PROBLEM DETAILS
Repeat every line exactly, keeping the pictures out of the copy.

RECORDED INFORMATION
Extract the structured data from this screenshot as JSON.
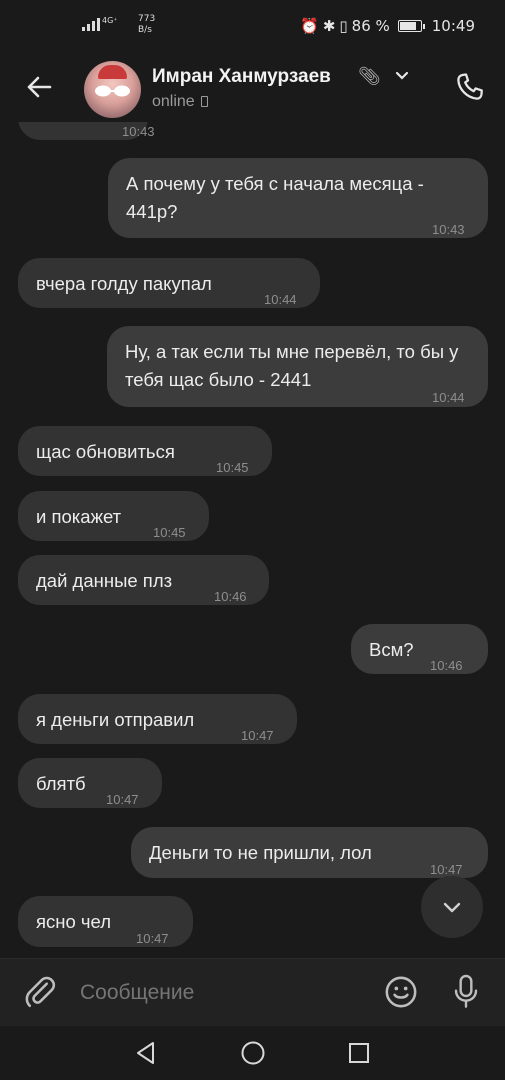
{
  "status_bar": {
    "network_type": "4G⁺",
    "network_speed_value": "773",
    "network_speed_unit": "B/s",
    "battery_percent": "86 %",
    "battery_level": 0.86,
    "time": "10:49",
    "icons": [
      "signal-icon",
      "alarm-icon",
      "bluetooth-icon",
      "vibrate-icon",
      "battery-icon"
    ]
  },
  "header": {
    "contact_name": "Имран Ханмурзаев",
    "status": "online",
    "icons": [
      "back-arrow-icon",
      "paperclip-icon",
      "chevron-down-icon",
      "phone-icon",
      "mobile-device-icon"
    ]
  },
  "messages": [
    {
      "side": "in",
      "text": "",
      "time": "10:43"
    },
    {
      "side": "out",
      "text": "А почему у тебя с начала месяца - 441р?",
      "time": "10:43"
    },
    {
      "side": "in",
      "text": "вчера голду пакупал",
      "time": "10:44"
    },
    {
      "side": "out",
      "text": "Ну, а так если ты мне перевёл, то бы у тебя щас было - 2441",
      "time": "10:44"
    },
    {
      "side": "in",
      "text": "щас обновиться",
      "time": "10:45"
    },
    {
      "side": "in",
      "text": "и покажет",
      "time": "10:45"
    },
    {
      "side": "in",
      "text": "дай данные плз",
      "time": "10:46"
    },
    {
      "side": "out",
      "text": "Всм?",
      "time": "10:46"
    },
    {
      "side": "in",
      "text": "я деньги отправил",
      "time": "10:47"
    },
    {
      "side": "in",
      "text": "блятб",
      "time": "10:47"
    },
    {
      "side": "out",
      "text": "Деньги то не пришли, лол",
      "time": "10:47"
    },
    {
      "side": "in",
      "text": "ясно чел",
      "time": "10:47"
    }
  ],
  "composer": {
    "placeholder": "Сообщение",
    "icons": [
      "paperclip-icon",
      "emoji-icon",
      "microphone-icon",
      "chevron-down-icon"
    ]
  },
  "colors": {
    "background": "#1a1a1a",
    "incoming_bubble": "#333333",
    "outgoing_bubble": "#3c3c3c",
    "text": "#ececec",
    "timestamp": "#8e8e8e"
  }
}
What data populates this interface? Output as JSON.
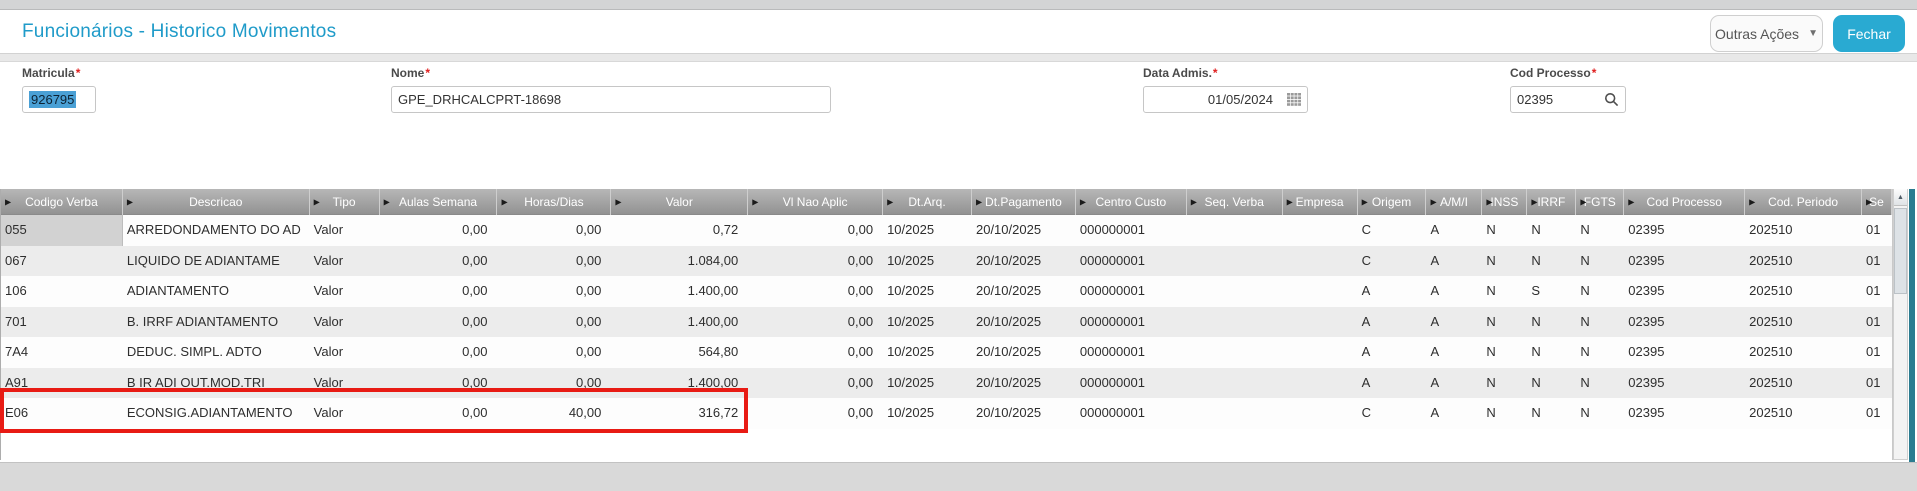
{
  "window": {
    "title": "Funcionários - Historico Movimentos"
  },
  "toolbar": {
    "other_actions_label": "Outras Ações",
    "close_label": "Fechar",
    "caret_icon": "▼"
  },
  "form": {
    "required_marker": "*",
    "matricula": {
      "label": "Matricula",
      "value": "926795"
    },
    "nome": {
      "label": "Nome",
      "value": "GPE_DRHCALCPRT-18698"
    },
    "data_admissao": {
      "label": "Data Admis.",
      "value": "01/05/2024"
    },
    "cod_processo": {
      "label": "Cod Processo",
      "value": "02395"
    }
  },
  "grid": {
    "sort_arrow_icon": "▶",
    "columns": [
      "Codigo Verba",
      "Descricao",
      "Tipo",
      "Aulas Semana",
      "Horas/Dias",
      "Valor",
      "Vl Nao Aplic",
      "Dt.Arq.",
      "Dt.Pagamento",
      "Centro Custo",
      "Seq. Verba",
      "Empresa",
      "Origem",
      "A/M/I",
      "INSS",
      "IRRF",
      "FGTS",
      "Cod Processo",
      "Cod. Periodo",
      "Se"
    ],
    "rows": [
      [
        "055",
        "ARREDONDAMENTO DO AD",
        "Valor",
        "0,00",
        "0,00",
        "0,72",
        "0,00",
        "10/2025",
        "20/10/2025",
        "000000001",
        "",
        "",
        "C",
        "A",
        "N",
        "N",
        "N",
        "02395",
        "202510",
        "01"
      ],
      [
        "067",
        "LIQUIDO DE ADIANTAME",
        "Valor",
        "0,00",
        "0,00",
        "1.084,00",
        "0,00",
        "10/2025",
        "20/10/2025",
        "000000001",
        "",
        "",
        "C",
        "A",
        "N",
        "N",
        "N",
        "02395",
        "202510",
        "01"
      ],
      [
        "106",
        "ADIANTAMENTO",
        "Valor",
        "0,00",
        "0,00",
        "1.400,00",
        "0,00",
        "10/2025",
        "20/10/2025",
        "000000001",
        "",
        "",
        "A",
        "A",
        "N",
        "S",
        "N",
        "02395",
        "202510",
        "01"
      ],
      [
        "701",
        "B. IRRF ADIANTAMENTO",
        "Valor",
        "0,00",
        "0,00",
        "1.400,00",
        "0,00",
        "10/2025",
        "20/10/2025",
        "000000001",
        "",
        "",
        "A",
        "A",
        "N",
        "N",
        "N",
        "02395",
        "202510",
        "01"
      ],
      [
        "7A4",
        "DEDUC. SIMPL. ADTO",
        "Valor",
        "0,00",
        "0,00",
        "564,80",
        "0,00",
        "10/2025",
        "20/10/2025",
        "000000001",
        "",
        "",
        "A",
        "A",
        "N",
        "N",
        "N",
        "02395",
        "202510",
        "01"
      ],
      [
        "A91",
        "B IR ADI OUT.MOD.TRI",
        "Valor",
        "0,00",
        "0,00",
        "1.400,00",
        "0,00",
        "10/2025",
        "20/10/2025",
        "000000001",
        "",
        "",
        "A",
        "A",
        "N",
        "N",
        "N",
        "02395",
        "202510",
        "01"
      ],
      [
        "E06",
        "ECONSIG.ADIANTAMENTO",
        "Valor",
        "0,00",
        "40,00",
        "316,72",
        "0,00",
        "10/2025",
        "20/10/2025",
        "000000001",
        "",
        "",
        "C",
        "A",
        "N",
        "N",
        "N",
        "02395",
        "202510",
        "01"
      ]
    ],
    "highlighted_row_index": 6,
    "scroll_up_icon": "▲"
  },
  "colors": {
    "accent_teal": "#29aad2",
    "title_teal": "#1f9bc9",
    "highlight_red": "#e81b14",
    "selection_blue": "#4aa0d5"
  }
}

EXERCISE SOLUTION
Extract the structured data from this screenshot as JSON.
{
  "status_bar": {
    "network_type": "4G⁺",
    "network_speed_value": "773",
    "network_speed_unit": "B/s",
    "battery_percent": "86 %",
    "battery_level": 0.86,
    "time": "10:49",
    "icons": [
      "signal-icon",
      "alarm-icon",
      "bluetooth-icon",
      "vibrate-icon",
      "battery-icon"
    ]
  },
  "header": {
    "contact_name": "Имран Ханмурзаев",
    "status": "online",
    "icons": [
      "back-arrow-icon",
      "paperclip-icon",
      "chevron-down-icon",
      "phone-icon",
      "mobile-device-icon"
    ]
  },
  "messages": [
    {
      "side": "in",
      "text": "",
      "time": "10:43"
    },
    {
      "side": "out",
      "text": "А почему у тебя с начала месяца - 441р?",
      "time": "10:43"
    },
    {
      "side": "in",
      "text": "вчера голду пакупал",
      "time": "10:44"
    },
    {
      "side": "out",
      "text": "Ну, а так если ты мне перевёл, то бы у тебя щас было - 2441",
      "time": "10:44"
    },
    {
      "side": "in",
      "text": "щас обновиться",
      "time": "10:45"
    },
    {
      "side": "in",
      "text": "и покажет",
      "time": "10:45"
    },
    {
      "side": "in",
      "text": "дай данные плз",
      "time": "10:46"
    },
    {
      "side": "out",
      "text": "Всм?",
      "time": "10:46"
    },
    {
      "side": "in",
      "text": "я деньги отправил",
      "time": "10:47"
    },
    {
      "side": "in",
      "text": "блятб",
      "time": "10:47"
    },
    {
      "side": "out",
      "text": "Деньги то не пришли, лол",
      "time": "10:47"
    },
    {
      "side": "in",
      "text": "ясно чел",
      "time": "10:47"
    }
  ],
  "composer": {
    "placeholder": "Сообщение",
    "icons": [
      "paperclip-icon",
      "emoji-icon",
      "microphone-icon",
      "chevron-down-icon"
    ]
  },
  "colors": {
    "background": "#1a1a1a",
    "incoming_bubble": "#333333",
    "outgoing_bubble": "#3c3c3c",
    "text": "#ececec",
    "timestamp": "#8e8e8e"
  }
}
What data populates this interface? Output as JSON.
{
  "window": {
    "title": "Funcionários - Historico Movimentos"
  },
  "toolbar": {
    "other_actions_label": "Outras Ações",
    "close_label": "Fechar",
    "caret_icon": "▼"
  },
  "form": {
    "required_marker": "*",
    "matricula": {
      "label": "Matricula",
      "value": "926795"
    },
    "nome": {
      "label": "Nome",
      "value": "GPE_DRHCALCPRT-18698"
    },
    "data_admissao": {
      "label": "Data Admis.",
      "value": "01/05/2024"
    },
    "cod_processo": {
      "label": "Cod Processo",
      "value": "02395"
    }
  },
  "grid": {
    "sort_arrow_icon": "▶",
    "columns": [
      "Codigo Verba",
      "Descricao",
      "Tipo",
      "Aulas Semana",
      "Horas/Dias",
      "Valor",
      "Vl Nao Aplic",
      "Dt.Arq.",
      "Dt.Pagamento",
      "Centro Custo",
      "Seq. Verba",
      "Empresa",
      "Origem",
      "A/M/I",
      "INSS",
      "IRRF",
      "FGTS",
      "Cod Processo",
      "Cod. Periodo",
      "Se"
    ],
    "rows": [
      [
        "055",
        "ARREDONDAMENTO DO AD",
        "Valor",
        "0,00",
        "0,00",
        "0,72",
        "0,00",
        "10/2025",
        "20/10/2025",
        "000000001",
        "",
        "",
        "C",
        "A",
        "N",
        "N",
        "N",
        "02395",
        "202510",
        "01"
      ],
      [
        "067",
        "LIQUIDO DE ADIANTAME",
        "Valor",
        "0,00",
        "0,00",
        "1.084,00",
        "0,00",
        "10/2025",
        "20/10/2025",
        "000000001",
        "",
        "",
        "C",
        "A",
        "N",
        "N",
        "N",
        "02395",
        "202510",
        "01"
      ],
      [
        "106",
        "ADIANTAMENTO",
        "Valor",
        "0,00",
        "0,00",
        "1.400,00",
        "0,00",
        "10/2025",
        "20/10/2025",
        "000000001",
        "",
        "",
        "A",
        "A",
        "N",
        "S",
        "N",
        "02395",
        "202510",
        "01"
      ],
      [
        "701",
        "B. IRRF ADIANTAMENTO",
        "Valor",
        "0,00",
        "0,00",
        "1.400,00",
        "0,00",
        "10/2025",
        "20/10/2025",
        "000000001",
        "",
        "",
        "A",
        "A",
        "N",
        "N",
        "N",
        "02395",
        "202510",
        "01"
      ],
      [
        "7A4",
        "DEDUC. SIMPL. ADTO",
        "Valor",
        "0,00",
        "0,00",
        "564,80",
        "0,00",
        "10/2025",
        "20/10/2025",
        "000000001",
        "",
        "",
        "A",
        "A",
        "N",
        "N",
        "N",
        "02395",
        "202510",
        "01"
      ],
      [
        "A91",
        "B IR ADI OUT.MOD.TRI",
        "Valor",
        "0,00",
        "0,00",
        "1.400,00",
        "0,00",
        "10/2025",
        "20/10/2025",
        "000000001",
        "",
        "",
        "A",
        "A",
        "N",
        "N",
        "N",
        "02395",
        "202510",
        "01"
      ],
      [
        "E06",
        "ECONSIG.ADIANTAMENTO",
        "Valor",
        "0,00",
        "40,00",
        "316,72",
        "0,00",
        "10/2025",
        "20/10/2025",
        "000000001",
        "",
        "",
        "C",
        "A",
        "N",
        "N",
        "N",
        "02395",
        "202510",
        "01"
      ]
    ],
    "highlighted_row_index": 6,
    "scroll_up_icon": "▲"
  },
  "colors": {
    "accent_teal": "#29aad2",
    "title_teal": "#1f9bc9",
    "highlight_red": "#e81b14",
    "selection_blue": "#4aa0d5"
  }
}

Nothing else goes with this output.